| Direction |
Take the material below and write it all out again exactly.

| Items from a data source |

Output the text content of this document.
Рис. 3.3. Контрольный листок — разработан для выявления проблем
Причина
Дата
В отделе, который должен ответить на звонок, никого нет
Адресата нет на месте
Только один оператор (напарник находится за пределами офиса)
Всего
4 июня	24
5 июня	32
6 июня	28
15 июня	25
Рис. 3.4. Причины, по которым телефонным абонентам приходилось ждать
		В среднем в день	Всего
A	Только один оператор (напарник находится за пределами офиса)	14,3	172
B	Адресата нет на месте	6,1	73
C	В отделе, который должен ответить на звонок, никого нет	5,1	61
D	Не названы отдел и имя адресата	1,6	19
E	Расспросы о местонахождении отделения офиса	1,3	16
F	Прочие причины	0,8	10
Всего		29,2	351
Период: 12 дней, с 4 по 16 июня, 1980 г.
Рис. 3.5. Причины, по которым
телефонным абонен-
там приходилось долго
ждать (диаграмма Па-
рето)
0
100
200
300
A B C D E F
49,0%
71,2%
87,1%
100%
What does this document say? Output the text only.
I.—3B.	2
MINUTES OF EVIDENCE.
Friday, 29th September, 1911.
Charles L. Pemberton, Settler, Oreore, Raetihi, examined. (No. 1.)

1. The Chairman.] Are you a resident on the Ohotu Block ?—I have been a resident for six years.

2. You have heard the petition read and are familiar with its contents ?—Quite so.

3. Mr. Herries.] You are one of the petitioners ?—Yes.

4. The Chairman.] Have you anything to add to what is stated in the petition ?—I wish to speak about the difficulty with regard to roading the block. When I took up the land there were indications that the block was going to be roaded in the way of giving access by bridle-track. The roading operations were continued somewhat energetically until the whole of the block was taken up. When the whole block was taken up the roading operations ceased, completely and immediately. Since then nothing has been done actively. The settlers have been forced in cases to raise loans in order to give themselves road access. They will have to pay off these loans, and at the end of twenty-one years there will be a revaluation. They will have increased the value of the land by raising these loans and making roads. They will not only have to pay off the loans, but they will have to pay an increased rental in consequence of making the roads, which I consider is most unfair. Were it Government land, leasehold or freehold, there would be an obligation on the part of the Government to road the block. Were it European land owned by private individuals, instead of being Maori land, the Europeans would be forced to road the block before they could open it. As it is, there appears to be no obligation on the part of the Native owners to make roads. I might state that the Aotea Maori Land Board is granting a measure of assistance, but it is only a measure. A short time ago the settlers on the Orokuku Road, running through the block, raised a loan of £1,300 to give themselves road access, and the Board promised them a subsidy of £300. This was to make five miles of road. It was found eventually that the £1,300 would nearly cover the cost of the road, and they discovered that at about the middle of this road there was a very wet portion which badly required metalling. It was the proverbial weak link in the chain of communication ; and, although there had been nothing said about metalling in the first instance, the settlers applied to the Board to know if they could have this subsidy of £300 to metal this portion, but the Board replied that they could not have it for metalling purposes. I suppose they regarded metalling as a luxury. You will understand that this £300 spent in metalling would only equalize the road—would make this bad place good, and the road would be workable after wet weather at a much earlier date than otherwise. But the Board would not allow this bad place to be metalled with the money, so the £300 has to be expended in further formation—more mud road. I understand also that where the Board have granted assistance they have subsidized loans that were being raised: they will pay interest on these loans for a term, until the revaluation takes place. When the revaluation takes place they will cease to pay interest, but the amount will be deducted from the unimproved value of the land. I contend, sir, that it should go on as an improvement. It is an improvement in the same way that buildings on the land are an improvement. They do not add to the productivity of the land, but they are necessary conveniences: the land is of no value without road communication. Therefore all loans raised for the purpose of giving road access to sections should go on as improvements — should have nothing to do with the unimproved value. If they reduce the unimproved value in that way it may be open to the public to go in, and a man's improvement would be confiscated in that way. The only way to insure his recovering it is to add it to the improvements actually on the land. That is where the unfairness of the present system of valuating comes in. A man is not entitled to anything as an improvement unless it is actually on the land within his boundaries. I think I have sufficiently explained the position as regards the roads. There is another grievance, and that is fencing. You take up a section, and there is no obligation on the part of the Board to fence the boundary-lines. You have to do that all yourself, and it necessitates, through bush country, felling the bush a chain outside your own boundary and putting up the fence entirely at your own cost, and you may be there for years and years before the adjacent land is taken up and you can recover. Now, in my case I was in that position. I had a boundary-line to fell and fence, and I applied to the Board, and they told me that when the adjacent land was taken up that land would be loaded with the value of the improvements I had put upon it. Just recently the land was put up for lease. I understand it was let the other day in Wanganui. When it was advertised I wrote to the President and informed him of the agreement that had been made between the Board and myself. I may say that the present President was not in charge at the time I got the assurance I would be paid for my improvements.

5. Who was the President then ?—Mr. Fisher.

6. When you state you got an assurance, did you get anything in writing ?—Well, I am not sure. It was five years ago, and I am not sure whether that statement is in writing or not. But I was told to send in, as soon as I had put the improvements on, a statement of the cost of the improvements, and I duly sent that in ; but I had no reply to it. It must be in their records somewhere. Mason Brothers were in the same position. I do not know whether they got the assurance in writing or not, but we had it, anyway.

| Full output |
Output the text content of this document.
Рис. 3.3. Контрольный листок — разработан для выявления проблем
Причина
Дата
В отделе, который должен ответить на звонок, никого нет
Адресата нет на месте
Только один оператор (напарник находится за пределами офиса)
Всего
4 июня	24
5 июня	32
6 июня	28
15 июня	25
Рис. 3.4. Причины, по которым телефонным абонентам приходилось ждать
		В среднем в день	Всего
A	Только один оператор (напарник находится за пределами офиса)	14,3	172
B	Адресата нет на месте	6,1	73
C	В отделе, который должен ответить на звонок, никого нет	5,1	61
D	Не названы отдел и имя адресата	1,6	19
E	Расспросы о местонахождении отделения офиса	1,3	16
F	Прочие причины	0,8	10
Всего		29,2	351
Период: 12 дней, с 4 по 16 июня, 1980 г.
Рис. 3.5. Причины, по которым
телефонным абонен-
там приходилось долго
ждать (диаграмма Па-
рето)
0
100
200
300
A B C D E F
49,0%
71,2%
87,1%
100%
What does this document say? Output the text only.
I.—3B.	2
MINUTES OF EVIDENCE.
Friday, 29th September, 1911.
Charles L. Pemberton, Settler, Oreore, Raetihi, examined. (No. 1.)

1. The Chairman.] Are you a resident on the Ohotu Block ?—I have been a resident for six years.

2. You have heard the petition read and are familiar with its contents ?—Quite so.

3. Mr. Herries.] You are one of the petitioners ?—Yes.

4. The Chairman.] Have you anything to add to what is stated in the petition ?—I wish to speak about the difficulty with regard to roading the block. When I took up the land there were indications that the block was going to be roaded in the way of giving access by bridle-track. The roading operations were continued somewhat energetically until the whole of the block was taken up. When the whole block was taken up the roading operations ceased, completely and immediately. Since then nothing has been done actively. The settlers have been forced in cases to raise loans in order to give themselves road access. They will have to pay off these loans, and at the end of twenty-one years there will be a revaluation. They will have increased the value of the land by raising these loans and making roads. They will not only have to pay off the loans, but they will have to pay an increased rental in consequence of making the roads, which I consider is most unfair. Were it Government land, leasehold or freehold, there would be an obligation on the part of the Government to road the block. Were it European land owned by private individuals, instead of being Maori land, the Europeans would be forced to road the block before they could open it. As it is, there appears to be no obligation on the part of the Native owners to make roads. I might state that the Aotea Maori Land Board is granting a measure of assistance, but it is only a measure. A short time ago the settlers on the Orokuku Road, running through the block, raised a loan of £1,300 to give themselves road access, and the Board promised them a subsidy of £300. This was to make five miles of road. It was found eventually that the £1,300 would nearly cover the cost of the road, and they discovered that at about the middle of this road there was a very wet portion which badly required metalling. It was the proverbial weak link in the chain of communication ; and, although there had been nothing said about metalling in the first instance, the settlers applied to the Board to know if they could have this subsidy of £300 to metal this portion, but the Board replied that they could not have it for metalling purposes. I suppose they regarded metalling as a luxury. You will understand that this £300 spent in metalling would only equalize the road—would make this bad place good, and the road would be workable after wet weather at a much earlier date than otherwise. But the Board would not allow this bad place to be metalled with the money, so the £300 has to be expended in further formation—more mud road. I understand also that where the Board have granted assistance they have subsidized loans that were being raised: they will pay interest on these loans for a term, until the revaluation takes place. When the revaluation takes place they will cease to pay interest, but the amount will be deducted from the unimproved value of the land. I contend, sir, that it should go on as an improvement. It is an improvement in the same way that buildings on the land are an improvement. They do not add to the productivity of the land, but they are necessary conveniences: the land is of no value without road communication. Therefore all loans raised for the purpose of giving road access to sections should go on as improvements — should have nothing to do with the unimproved value. If they reduce the unimproved value in that way it may be open to the public to go in, and a man's improvement would be confiscated in that way. The only way to insure his recovering it is to add it to the improvements actually on the land. That is where the unfairness of the present system of valuating comes in. A man is not entitled to anything as an improvement unless it is actually on the land within his boundaries. I think I have sufficiently explained the position as regards the roads. There is another grievance, and that is fencing. You take up a section, and there is no obligation on the part of the Board to fence the boundary-lines. You have to do that all yourself, and it necessitates, through bush country, felling the bush a chain outside your own boundary and putting up the fence entirely at your own cost, and you may be there for years and years before the adjacent land is taken up and you can recover. Now, in my case I was in that position. I had a boundary-line to fell and fence, and I applied to the Board, and they told me that when the adjacent land was taken up that land would be loaded with the value of the improvements I had put upon it. Just recently the land was put up for lease. I understand it was let the other day in Wanganui. When it was advertised I wrote to the President and informed him of the agreement that had been made between the Board and myself. I may say that the present President was not in charge at the time I got the assurance I would be paid for my improvements.

5. Who was the President then ?—Mr. Fisher.

6. When you state you got an assurance, did you get anything in writing ?—Well, I am not sure. It was five years ago, and I am not sure whether that statement is in writing or not. But I was told to send in, as soon as I had put the improvements on, a statement of the cost of the improvements, and I duly sent that in ; but I had no reply to it. It must be in their records somewhere. Mason Brothers were in the same position. I do not know whether they got the assurance in writing or not, but we had it, anyway.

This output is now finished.